"""
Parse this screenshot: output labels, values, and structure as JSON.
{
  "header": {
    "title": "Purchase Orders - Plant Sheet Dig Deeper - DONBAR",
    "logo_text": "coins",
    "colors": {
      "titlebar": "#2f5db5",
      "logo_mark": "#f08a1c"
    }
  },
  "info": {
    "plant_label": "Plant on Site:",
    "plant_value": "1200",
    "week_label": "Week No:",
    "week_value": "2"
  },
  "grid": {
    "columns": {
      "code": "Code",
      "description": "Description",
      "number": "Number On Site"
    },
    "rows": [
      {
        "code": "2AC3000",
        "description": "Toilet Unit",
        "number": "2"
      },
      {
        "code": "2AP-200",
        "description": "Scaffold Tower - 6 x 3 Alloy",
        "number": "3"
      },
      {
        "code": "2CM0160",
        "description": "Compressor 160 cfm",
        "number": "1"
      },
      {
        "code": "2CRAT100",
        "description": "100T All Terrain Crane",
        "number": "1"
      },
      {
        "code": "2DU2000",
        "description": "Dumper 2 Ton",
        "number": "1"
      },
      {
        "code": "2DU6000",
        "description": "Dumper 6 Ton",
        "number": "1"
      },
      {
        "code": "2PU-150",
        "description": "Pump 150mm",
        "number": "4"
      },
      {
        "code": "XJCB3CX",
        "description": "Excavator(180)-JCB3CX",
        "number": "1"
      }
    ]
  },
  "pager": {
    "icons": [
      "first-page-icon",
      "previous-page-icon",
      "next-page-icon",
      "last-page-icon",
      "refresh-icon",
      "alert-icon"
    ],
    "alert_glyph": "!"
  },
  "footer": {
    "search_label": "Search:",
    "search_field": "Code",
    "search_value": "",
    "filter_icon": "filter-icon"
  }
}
"""
# [What is asked]
Every line above should be retyped exactly as given.

# [Answer to the task]
Parse this screenshot: output labels, values, and structure as JSON.
{
  "header": {
    "title": "Purchase Orders - Plant Sheet Dig Deeper - DONBAR",
    "logo_text": "coins",
    "colors": {
      "titlebar": "#2f5db5",
      "logo_mark": "#f08a1c"
    }
  },
  "info": {
    "plant_label": "Plant on Site:",
    "plant_value": "1200",
    "week_label": "Week No:",
    "week_value": "2"
  },
  "grid": {
    "columns": {
      "code": "Code",
      "description": "Description",
      "number": "Number On Site"
    },
    "rows": [
      {
        "code": "2AC3000",
        "description": "Toilet Unit",
        "number": "2"
      },
      {
        "code": "2AP-200",
        "description": "Scaffold Tower - 6 x 3 Alloy",
        "number": "3"
      },
      {
        "code": "2CM0160",
        "description": "Compressor 160 cfm",
        "number": "1"
      },
      {
        "code": "2CRAT100",
        "description": "100T All Terrain Crane",
        "number": "1"
      },
      {
        "code": "2DU2000",
        "description": "Dumper 2 Ton",
        "number": "1"
      },
      {
        "code": "2DU6000",
        "description": "Dumper 6 Ton",
        "number": "1"
      },
      {
        "code": "2PU-150",
        "description": "Pump 150mm",
        "number": "4"
      },
      {
        "code": "XJCB3CX",
        "description": "Excavator(180)-JCB3CX",
        "number": "1"
      }
    ]
  },
  "pager": {
    "icons": [
      "first-page-icon",
      "previous-page-icon",
      "next-page-icon",
      "last-page-icon",
      "refresh-icon",
      "alert-icon"
    ],
    "alert_glyph": "!"
  },
  "footer": {
    "search_label": "Search:",
    "search_field": "Code",
    "search_value": "",
    "filter_icon": "filter-icon"
  }
}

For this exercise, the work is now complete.